The 2035 electric car revolution – is it possible?

Range anxiety, poor charging infrastructure, the cost of purchase – these are all huge barriers to entry for the majority of citizens across the globe when considering an electric vehicle. Manufacturers globally are pouring billions of dollars into the EV market but with just 15 years before the UK ban on combustion engine vehicle sales comes into action, will this really be enough?

Prime Minister Boris Jonson hailed 2020 as the ‘defining year of climate action’ for the planet as the ban on selling new petrol, diesel or hybrid cars in the UK has been brought forward to 2035 – but is the country ready for such a decisive move?

Speaking at the Race Against Climate Change Live event, Professor and climate advocate Michael E. Mann discussed the importance of reducing emissions: “The transportation sector is responsible for about 25% of our global carbon emissions, which is a pretty big chunk. Ultimately if we’re going to tackle this crisis then we need to decarbonise human civilisation and a big part of that comes from decarbonising transportation.”

Source material:
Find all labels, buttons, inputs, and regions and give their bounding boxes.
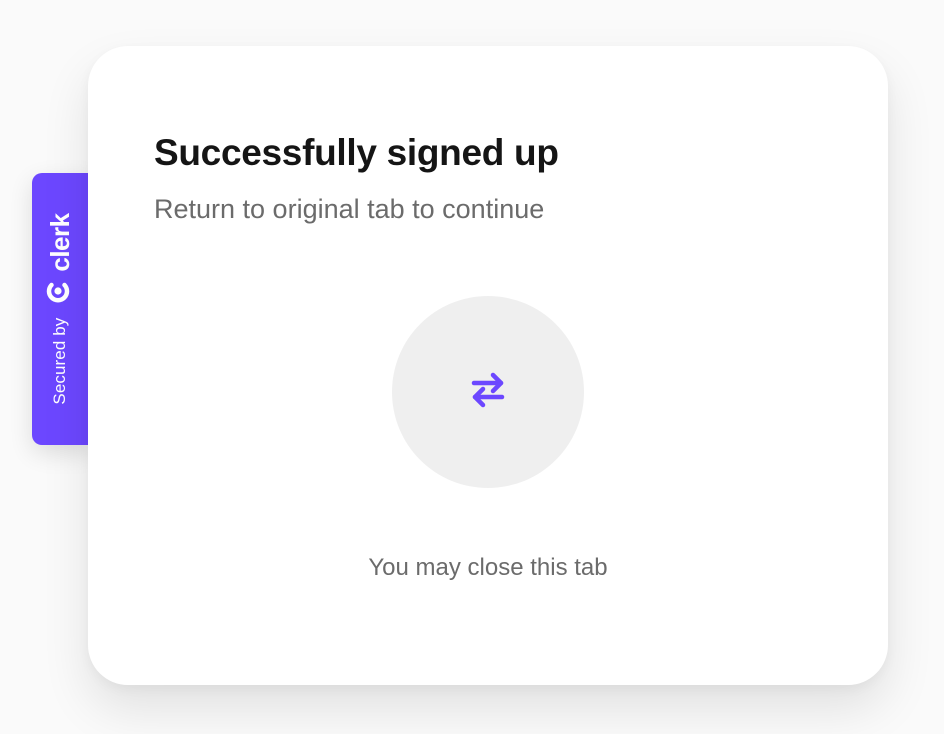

Exercise requirements: Retype the passage of the electric car article starting with "The 2035 electric" and going on through "really be enough?".

Written response:
The 2035 electric car revolution – is it possible?

Range anxiety, poor charging infrastructure, the cost of purchase – these are all huge barriers to entry for the majority of citizens across the globe when considering an electric vehicle. Manufacturers globally are pouring billions of dollars into the EV market but with just 15 years before the UK ban on combustion engine vehicle sales comes into action, will this really be enough?